"""

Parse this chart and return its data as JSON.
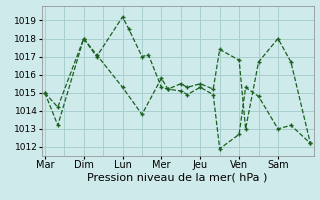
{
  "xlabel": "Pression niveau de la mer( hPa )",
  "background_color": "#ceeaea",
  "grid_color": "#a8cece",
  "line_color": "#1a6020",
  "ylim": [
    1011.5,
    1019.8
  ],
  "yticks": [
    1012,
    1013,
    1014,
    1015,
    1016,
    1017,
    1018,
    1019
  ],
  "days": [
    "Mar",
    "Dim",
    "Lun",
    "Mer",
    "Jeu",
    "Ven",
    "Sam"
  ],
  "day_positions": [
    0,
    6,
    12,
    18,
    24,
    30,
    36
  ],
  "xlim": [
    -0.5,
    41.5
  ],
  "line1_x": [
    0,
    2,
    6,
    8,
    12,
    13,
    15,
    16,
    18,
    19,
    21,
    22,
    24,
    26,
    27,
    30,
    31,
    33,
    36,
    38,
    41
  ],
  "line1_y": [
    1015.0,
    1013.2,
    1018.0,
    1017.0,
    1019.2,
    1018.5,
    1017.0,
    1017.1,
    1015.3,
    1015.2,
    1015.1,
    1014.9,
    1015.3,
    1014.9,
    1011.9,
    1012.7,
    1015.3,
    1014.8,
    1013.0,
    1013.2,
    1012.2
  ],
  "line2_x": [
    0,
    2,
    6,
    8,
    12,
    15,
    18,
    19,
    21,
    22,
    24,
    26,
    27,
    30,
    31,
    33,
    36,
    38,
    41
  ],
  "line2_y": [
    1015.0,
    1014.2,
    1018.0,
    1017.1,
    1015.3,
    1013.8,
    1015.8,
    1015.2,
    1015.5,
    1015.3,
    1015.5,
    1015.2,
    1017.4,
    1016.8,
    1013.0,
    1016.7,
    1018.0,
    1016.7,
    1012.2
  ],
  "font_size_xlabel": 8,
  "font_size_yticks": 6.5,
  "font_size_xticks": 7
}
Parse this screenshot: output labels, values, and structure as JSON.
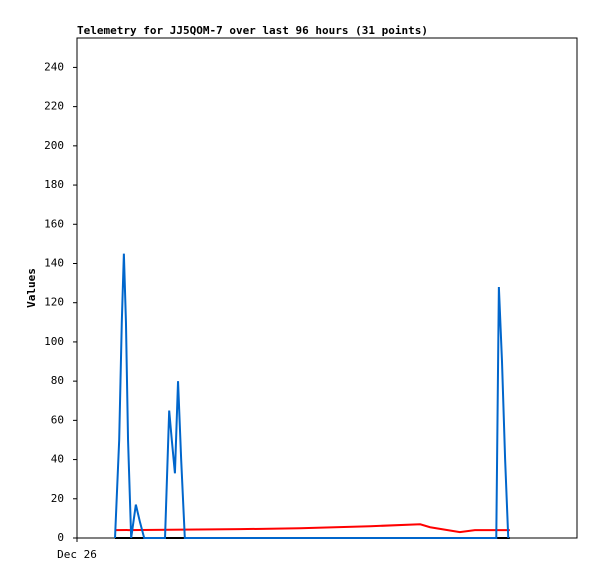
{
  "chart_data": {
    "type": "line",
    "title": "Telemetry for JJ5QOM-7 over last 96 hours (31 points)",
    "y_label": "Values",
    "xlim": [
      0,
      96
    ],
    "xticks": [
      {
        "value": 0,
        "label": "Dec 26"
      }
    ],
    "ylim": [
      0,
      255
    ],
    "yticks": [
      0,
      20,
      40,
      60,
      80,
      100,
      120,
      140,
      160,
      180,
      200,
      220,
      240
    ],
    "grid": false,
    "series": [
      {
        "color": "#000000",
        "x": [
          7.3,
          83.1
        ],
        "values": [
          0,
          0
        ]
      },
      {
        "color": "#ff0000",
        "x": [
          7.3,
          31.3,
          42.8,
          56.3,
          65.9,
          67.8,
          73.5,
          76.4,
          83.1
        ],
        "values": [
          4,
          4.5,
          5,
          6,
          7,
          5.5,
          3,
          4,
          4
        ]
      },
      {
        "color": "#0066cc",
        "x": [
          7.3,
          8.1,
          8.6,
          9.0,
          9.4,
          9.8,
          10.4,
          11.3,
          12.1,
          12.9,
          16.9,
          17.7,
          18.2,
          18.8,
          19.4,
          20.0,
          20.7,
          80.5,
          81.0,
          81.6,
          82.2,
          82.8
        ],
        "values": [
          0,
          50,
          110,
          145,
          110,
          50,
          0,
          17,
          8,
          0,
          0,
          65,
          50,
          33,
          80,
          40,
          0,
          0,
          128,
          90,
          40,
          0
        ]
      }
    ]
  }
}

"""
"""

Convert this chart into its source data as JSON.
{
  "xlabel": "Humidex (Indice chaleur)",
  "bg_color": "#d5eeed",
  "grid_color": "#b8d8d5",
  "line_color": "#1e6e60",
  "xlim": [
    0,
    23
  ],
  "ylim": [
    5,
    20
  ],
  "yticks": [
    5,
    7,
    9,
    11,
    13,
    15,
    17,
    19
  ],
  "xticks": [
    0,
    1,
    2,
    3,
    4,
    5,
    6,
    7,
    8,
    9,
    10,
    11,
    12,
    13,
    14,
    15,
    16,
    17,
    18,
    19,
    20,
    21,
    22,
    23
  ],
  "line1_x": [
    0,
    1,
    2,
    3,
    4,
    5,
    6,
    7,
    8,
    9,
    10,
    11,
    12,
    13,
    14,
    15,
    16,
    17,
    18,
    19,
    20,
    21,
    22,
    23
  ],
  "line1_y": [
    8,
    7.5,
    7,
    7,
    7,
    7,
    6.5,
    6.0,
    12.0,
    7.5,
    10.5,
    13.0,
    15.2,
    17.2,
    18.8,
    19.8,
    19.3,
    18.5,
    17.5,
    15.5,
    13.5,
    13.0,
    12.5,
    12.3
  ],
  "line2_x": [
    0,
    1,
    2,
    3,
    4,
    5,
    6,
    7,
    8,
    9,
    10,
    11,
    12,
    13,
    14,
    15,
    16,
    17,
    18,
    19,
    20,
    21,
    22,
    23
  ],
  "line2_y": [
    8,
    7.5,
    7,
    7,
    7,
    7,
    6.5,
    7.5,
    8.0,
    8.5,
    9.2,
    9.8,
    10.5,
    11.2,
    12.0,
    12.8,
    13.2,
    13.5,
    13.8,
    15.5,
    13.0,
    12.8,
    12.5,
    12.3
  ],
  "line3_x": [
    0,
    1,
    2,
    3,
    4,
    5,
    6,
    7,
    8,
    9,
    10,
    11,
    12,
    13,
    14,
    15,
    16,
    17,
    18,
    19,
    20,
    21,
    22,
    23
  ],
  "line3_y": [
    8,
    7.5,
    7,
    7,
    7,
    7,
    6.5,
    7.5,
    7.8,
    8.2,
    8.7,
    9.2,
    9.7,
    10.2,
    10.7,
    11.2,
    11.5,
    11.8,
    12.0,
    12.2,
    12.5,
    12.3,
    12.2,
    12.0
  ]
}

"""

Problem to work on: For each line of the listing that holds the word "this", show that line.

Task answer:
Parse this chart and return its data as JSON.
Parse this screenshot: output labels, values, and structure as JSON.
Convert this chart into its source data as JSON.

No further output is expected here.